▸ **STATED TASK**
For every line in the data below that contains "title", copy the line.

Extracts from a graphics dataset
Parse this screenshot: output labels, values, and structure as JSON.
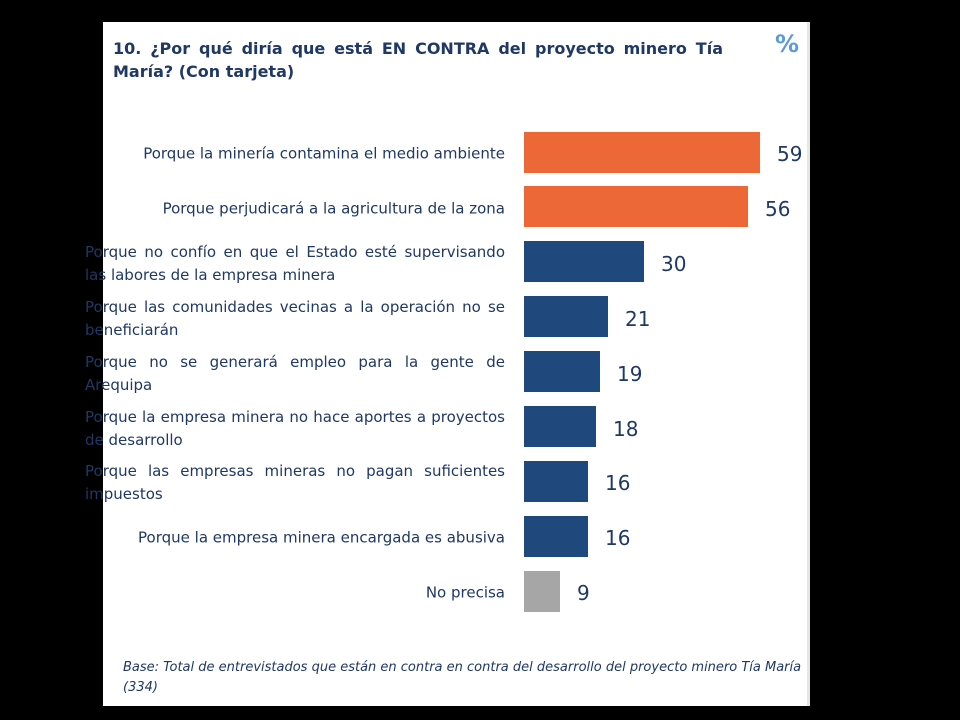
{
  "chart_data": {
    "type": "bar",
    "orientation": "horizontal",
    "title": "10. ¿Por qué diría que está EN CONTRA del proyecto minero Tía María? (Con tarjeta)",
    "unit_symbol": "%",
    "categories": [
      "Porque la minería contamina el medio ambiente",
      "Porque  perjudicará a la agricultura de la zona",
      "Porque no confío en que el Estado esté supervisando las labores de la empresa minera",
      "Porque las comunidades vecinas a la operación no se beneficiarán",
      "Porque no se generará empleo para la gente de Arequipa",
      "Porque la empresa minera no hace aportes a proyectos de desarrollo",
      "Porque las empresas mineras no pagan suficientes impuestos",
      "Porque la empresa minera encargada es abusiva",
      "No precisa"
    ],
    "values": [
      59,
      56,
      30,
      21,
      19,
      18,
      16,
      16,
      9
    ],
    "value_labels": [
      "59",
      "56",
      "30",
      "21",
      "19",
      "18",
      "16",
      "16",
      "9"
    ],
    "bar_colors": [
      "#ed6837",
      "#ed6837",
      "#1f497d",
      "#1f497d",
      "#1f497d",
      "#1f497d",
      "#1f497d",
      "#1f497d",
      "#a6a6a6"
    ],
    "xlim": [
      0,
      59
    ],
    "grid": false,
    "legend": "none"
  },
  "footnote": "Base: Total de entrevistados que están en contra en contra del desarrollo del proyecto minero Tía María (334)"
}
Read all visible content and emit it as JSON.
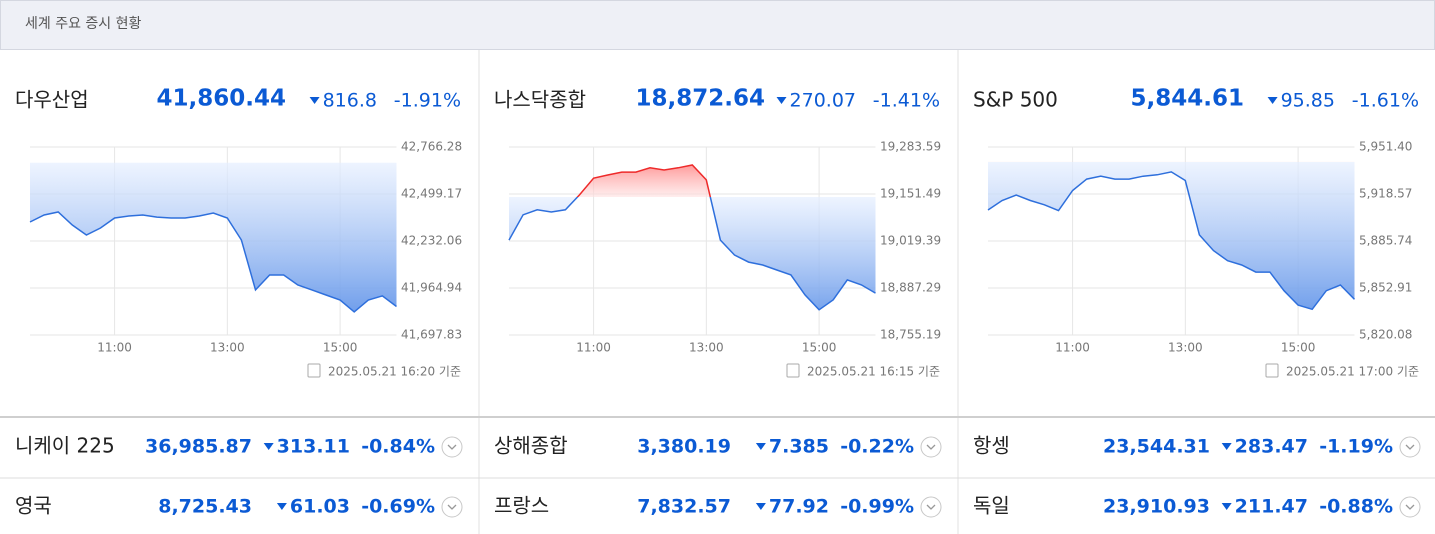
{
  "header": {
    "title": "세계 주요 증시 현황"
  },
  "chart_data": [
    {
      "type": "line",
      "title": "다우산업",
      "price": "41,860.44",
      "change": "816.8",
      "change_pct": "-1.91%",
      "timestamp": "2025.05.21 16:20 기준",
      "x": [
        9.5,
        9.75,
        10,
        10.25,
        10.5,
        10.75,
        11,
        11.25,
        11.5,
        11.75,
        12,
        12.25,
        12.5,
        12.75,
        13,
        13.25,
        13.5,
        13.75,
        14,
        14.25,
        14.5,
        14.75,
        15,
        15.25,
        15.5,
        15.75,
        16
      ],
      "values": [
        42340,
        42380,
        42397,
        42323,
        42266,
        42306,
        42363,
        42374,
        42380,
        42368,
        42363,
        42363,
        42374,
        42391,
        42363,
        42238,
        41954,
        42039,
        42039,
        41982,
        41954,
        41925,
        41897,
        41829,
        41897,
        41920,
        41860
      ],
      "prev_close": 42677,
      "xlim": [
        9.5,
        16
      ],
      "xticks": [
        {
          "value": 11,
          "label": "11:00"
        },
        {
          "value": 13,
          "label": "13:00"
        },
        {
          "value": 15,
          "label": "15:00"
        }
      ],
      "ylim": [
        41697.83,
        42766.28
      ],
      "yticks": [
        {
          "value": 41697.83,
          "label": "41,697.83"
        },
        {
          "value": 41964.94,
          "label": "41,964.94"
        },
        {
          "value": 42232.06,
          "label": "42,232.06"
        },
        {
          "value": 42499.17,
          "label": "42,499.17"
        },
        {
          "value": 42766.28,
          "label": "42,766.28"
        }
      ],
      "grid": true
    },
    {
      "type": "line",
      "title": "나스닥종합",
      "price": "18,872.64",
      "change": "270.07",
      "change_pct": "-1.41%",
      "timestamp": "2025.05.21 16:15 기준",
      "x": [
        9.5,
        9.75,
        10,
        10.25,
        10.5,
        10.75,
        11,
        11.25,
        11.5,
        11.75,
        12,
        12.25,
        12.5,
        12.75,
        13,
        13.25,
        13.5,
        13.75,
        14,
        14.25,
        14.5,
        14.75,
        15,
        15.25,
        15.5,
        15.75,
        16
      ],
      "values": [
        19022,
        19093,
        19107,
        19101,
        19107,
        19149,
        19196,
        19205,
        19213,
        19213,
        19225,
        19219,
        19225,
        19233,
        19191,
        19022,
        18980,
        18960,
        18952,
        18938,
        18924,
        18868,
        18826,
        18854,
        18910,
        18896,
        18873
      ],
      "prev_close": 19143,
      "xlim": [
        9.5,
        16
      ],
      "xticks": [
        {
          "value": 11,
          "label": "11:00"
        },
        {
          "value": 13,
          "label": "13:00"
        },
        {
          "value": 15,
          "label": "15:00"
        }
      ],
      "ylim": [
        18755.19,
        19283.59
      ],
      "yticks": [
        {
          "value": 18755.19,
          "label": "18,755.19"
        },
        {
          "value": 18887.29,
          "label": "18,887.29"
        },
        {
          "value": 19019.39,
          "label": "19,019.39"
        },
        {
          "value": 19151.49,
          "label": "19,151.49"
        },
        {
          "value": 19283.59,
          "label": "19,283.59"
        }
      ],
      "grid": true
    },
    {
      "type": "line",
      "title": "S&P 500",
      "price": "5,844.61",
      "change": "95.85",
      "change_pct": "-1.61%",
      "timestamp": "2025.05.21 17:00 기준",
      "x": [
        9.5,
        9.75,
        10,
        10.25,
        10.5,
        10.75,
        11,
        11.25,
        11.5,
        11.75,
        12,
        12.25,
        12.5,
        12.75,
        13,
        13.25,
        13.5,
        13.75,
        14,
        14.25,
        14.5,
        14.75,
        15,
        15.25,
        15.5,
        15.75,
        16
      ],
      "values": [
        5907.4,
        5914,
        5917.9,
        5914,
        5911,
        5907,
        5921,
        5929,
        5931,
        5929,
        5929,
        5931,
        5932,
        5934,
        5928,
        5890,
        5879,
        5872,
        5869,
        5864,
        5864,
        5851,
        5841,
        5838,
        5851,
        5855,
        5845
      ],
      "prev_close": 5941,
      "xlim": [
        9.5,
        16
      ],
      "xticks": [
        {
          "value": 11,
          "label": "11:00"
        },
        {
          "value": 13,
          "label": "13:00"
        },
        {
          "value": 15,
          "label": "15:00"
        }
      ],
      "ylim": [
        5820.08,
        5951.4
      ],
      "yticks": [
        {
          "value": 5820.08,
          "label": "5,820.08"
        },
        {
          "value": 5852.91,
          "label": "5,852.91"
        },
        {
          "value": 5885.74,
          "label": "5,885.74"
        },
        {
          "value": 5918.57,
          "label": "5,918.57"
        },
        {
          "value": 5951.4,
          "label": "5,951.40"
        }
      ],
      "grid": true
    }
  ],
  "rows": [
    [
      {
        "name": "니케이 225",
        "price": "36,985.87",
        "change": "313.11",
        "change_pct": "-0.84%"
      },
      {
        "name": "상해종합",
        "price": "3,380.19",
        "change": "7.385",
        "change_pct": "-0.22%"
      },
      {
        "name": "항셍",
        "price": "23,544.31",
        "change": "283.47",
        "change_pct": "-1.19%"
      }
    ],
    [
      {
        "name": "영국",
        "price": "8,725.43",
        "change": "61.03",
        "change_pct": "-0.69%"
      },
      {
        "name": "프랑스",
        "price": "7,832.57",
        "change": "77.92",
        "change_pct": "-0.99%"
      },
      {
        "name": "독일",
        "price": "23,910.93",
        "change": "211.47",
        "change_pct": "-0.88%"
      }
    ]
  ]
}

▸ **REPLY**
    "title": "10. ¿Por qué diría que está EN CONTRA del proyecto minero Tía María? (Con tarjeta)",
    "title": "세계 주요 증시 현황"
      "title": "다우산업",
      "title": "나스닥종합",
      "title": "S&P 500",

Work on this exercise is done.